Exercise>
Omit the pictures and return every entry exactly as written.
**** Records shown ****
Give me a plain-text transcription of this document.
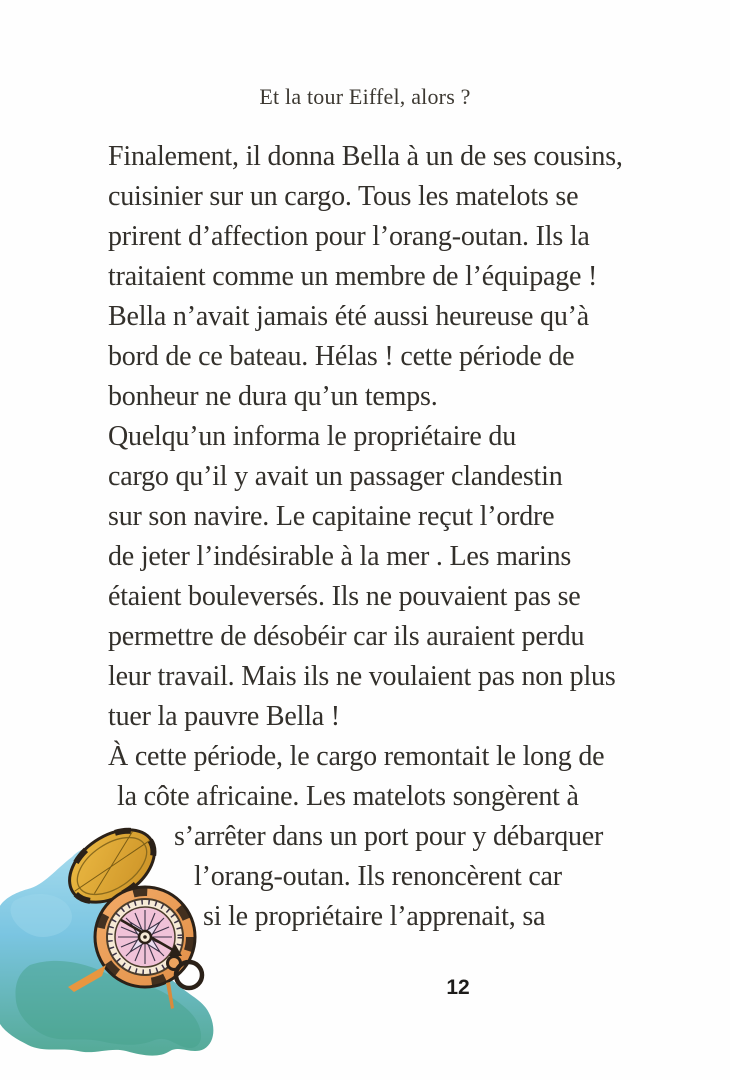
Et la tour Eiffel, alors ?
Finalement, il donna Bella à un de ses cousins,
cuisinier sur un cargo. Tous les matelots se
prirent d’affection pour l’orang-outan. Ils la
traitaient comme un membre de l’équipage !
Bella n’avait jamais été aussi heureuse qu’à
bord de ce bateau. Hélas ! cette période de
bonheur ne dura qu’un temps.
Quelqu’un informa le propriétaire du
cargo qu’il y avait un passager clandestin
sur son navire. Le capitaine reçut l’ordre
de jeter l’indésirable à la mer . Les marins
étaient bouleversés. Ils ne pouvaient pas se
permettre de désobéir car ils auraient perdu
leur travail. Mais ils ne voulaient pas non plus
tuer la pauvre Bella !
À cette période, le cargo remontait le long de
la côte africaine. Les matelots songèrent à
s’arrêter dans un port pour y débarquer
l’orang-outan. Ils renoncèrent car
si le propriétaire l’apprenait, sa
12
****
Exercise answer>
Give me a plain-text transcription of this document.
Et la tour Eiffel, alors ?
Finalement, il donna Bella à un de ses cousins,
cuisinier sur un cargo. Tous les matelots se
prirent d’affection pour l’orang-outan. Ils la
traitaient comme un membre de l’équipage !
Bella n’avait jamais été aussi heureuse qu’à
bord de ce bateau. Hélas ! cette période de
bonheur ne dura qu’un temps.
Quelqu’un informa le propriétaire du
cargo qu’il y avait un passager clandestin
sur son navire. Le capitaine reçut l’ordre
de jeter l’indésirable à la mer . Les marins
étaient bouleversés. Ils ne pouvaient pas se
permettre de désobéir car ils auraient perdu
leur travail. Mais ils ne voulaient pas non plus
tuer la pauvre Bella !
À cette période, le cargo remontait le long de
la côte africaine. Les matelots songèrent à
s’arrêter dans un port pour y débarquer
l’orang-outan. Ils renoncèrent car
si le propriétaire l’apprenait, sa
12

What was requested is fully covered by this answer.